### Written request
Copy every record below, exactly as written.

### Record list
□ □ □ □

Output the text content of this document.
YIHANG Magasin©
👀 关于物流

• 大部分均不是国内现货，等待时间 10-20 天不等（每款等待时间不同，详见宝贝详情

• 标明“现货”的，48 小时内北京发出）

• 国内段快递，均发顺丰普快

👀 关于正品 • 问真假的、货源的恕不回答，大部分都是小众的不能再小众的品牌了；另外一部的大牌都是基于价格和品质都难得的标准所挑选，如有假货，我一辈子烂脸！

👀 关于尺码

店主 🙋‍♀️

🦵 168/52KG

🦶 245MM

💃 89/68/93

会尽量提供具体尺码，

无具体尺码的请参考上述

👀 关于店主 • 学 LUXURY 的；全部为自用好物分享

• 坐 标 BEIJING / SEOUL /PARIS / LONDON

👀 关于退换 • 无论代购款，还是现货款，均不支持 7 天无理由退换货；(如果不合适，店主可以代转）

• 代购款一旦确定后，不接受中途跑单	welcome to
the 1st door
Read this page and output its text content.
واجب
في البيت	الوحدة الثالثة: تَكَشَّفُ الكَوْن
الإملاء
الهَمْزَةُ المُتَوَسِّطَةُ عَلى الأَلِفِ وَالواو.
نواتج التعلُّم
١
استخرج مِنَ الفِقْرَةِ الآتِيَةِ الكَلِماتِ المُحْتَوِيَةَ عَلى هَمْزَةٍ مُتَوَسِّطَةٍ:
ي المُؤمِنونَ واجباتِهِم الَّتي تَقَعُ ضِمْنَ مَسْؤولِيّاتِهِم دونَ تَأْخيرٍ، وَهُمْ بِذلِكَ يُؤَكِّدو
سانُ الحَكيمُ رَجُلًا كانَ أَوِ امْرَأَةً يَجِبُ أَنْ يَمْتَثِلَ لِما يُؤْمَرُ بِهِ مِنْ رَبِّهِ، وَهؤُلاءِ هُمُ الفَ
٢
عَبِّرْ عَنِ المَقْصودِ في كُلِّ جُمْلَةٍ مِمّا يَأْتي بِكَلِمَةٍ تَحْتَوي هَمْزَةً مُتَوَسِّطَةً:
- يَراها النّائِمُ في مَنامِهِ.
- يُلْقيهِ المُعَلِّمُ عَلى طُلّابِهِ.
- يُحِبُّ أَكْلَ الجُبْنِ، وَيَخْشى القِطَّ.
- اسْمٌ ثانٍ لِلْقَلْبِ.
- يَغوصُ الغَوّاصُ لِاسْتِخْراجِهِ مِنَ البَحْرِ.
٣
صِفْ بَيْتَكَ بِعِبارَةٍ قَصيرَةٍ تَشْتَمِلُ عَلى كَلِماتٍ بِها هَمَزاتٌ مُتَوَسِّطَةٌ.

□ □ □ □

### Answer to the problem
Output the text content of this document.
YIHANG Magasin©
👀 关于物流

• 大部分均不是国内现货，等待时间 10-20 天不等（每款等待时间不同，详见宝贝详情

• 标明“现货”的，48 小时内北京发出）

• 国内段快递，均发顺丰普快

👀 关于正品 • 问真假的、货源的恕不回答，大部分都是小众的不能再小众的品牌了；另外一部的大牌都是基于价格和品质都难得的标准所挑选，如有假货，我一辈子烂脸！

👀 关于尺码

店主 🙋‍♀️

🦵 168/52KG

🦶 245MM

💃 89/68/93

会尽量提供具体尺码，

无具体尺码的请参考上述

👀 关于店主 • 学 LUXURY 的；全部为自用好物分享

• 坐 标 BEIJING / SEOUL /PARIS / LONDON

👀 关于退换 • 无论代购款，还是现货款，均不支持 7 天无理由退换货；(如果不合适，店主可以代转）

• 代购款一旦确定后，不接受中途跑单	welcome to
the 1st door
Read this page and output its text content.
واجب
في البيت	الوحدة الثالثة: تَكَشَّفُ الكَوْن
الإملاء
الهَمْزَةُ المُتَوَسِّطَةُ عَلى الأَلِفِ وَالواو.
نواتج التعلُّم
١
استخرج مِنَ الفِقْرَةِ الآتِيَةِ الكَلِماتِ المُحْتَوِيَةَ عَلى هَمْزَةٍ مُتَوَسِّطَةٍ:
ي المُؤمِنونَ واجباتِهِم الَّتي تَقَعُ ضِمْنَ مَسْؤولِيّاتِهِم دونَ تَأْخيرٍ، وَهُمْ بِذلِكَ يُؤَكِّدو
سانُ الحَكيمُ رَجُلًا كانَ أَوِ امْرَأَةً يَجِبُ أَنْ يَمْتَثِلَ لِما يُؤْمَرُ بِهِ مِنْ رَبِّهِ، وَهؤُلاءِ هُمُ الفَ
٢
عَبِّرْ عَنِ المَقْصودِ في كُلِّ جُمْلَةٍ مِمّا يَأْتي بِكَلِمَةٍ تَحْتَوي هَمْزَةً مُتَوَسِّطَةً:
- يَراها النّائِمُ في مَنامِهِ.
- يُلْقيهِ المُعَلِّمُ عَلى طُلّابِهِ.
- يُحِبُّ أَكْلَ الجُبْنِ، وَيَخْشى القِطَّ.
- اسْمٌ ثانٍ لِلْقَلْبِ.
- يَغوصُ الغَوّاصُ لِاسْتِخْراجِهِ مِنَ البَحْرِ.
٣
صِفْ بَيْتَكَ بِعِبارَةٍ قَصيرَةٍ تَشْتَمِلُ عَلى كَلِماتٍ بِها هَمَزاتٌ مُتَوَسِّطَةٌ.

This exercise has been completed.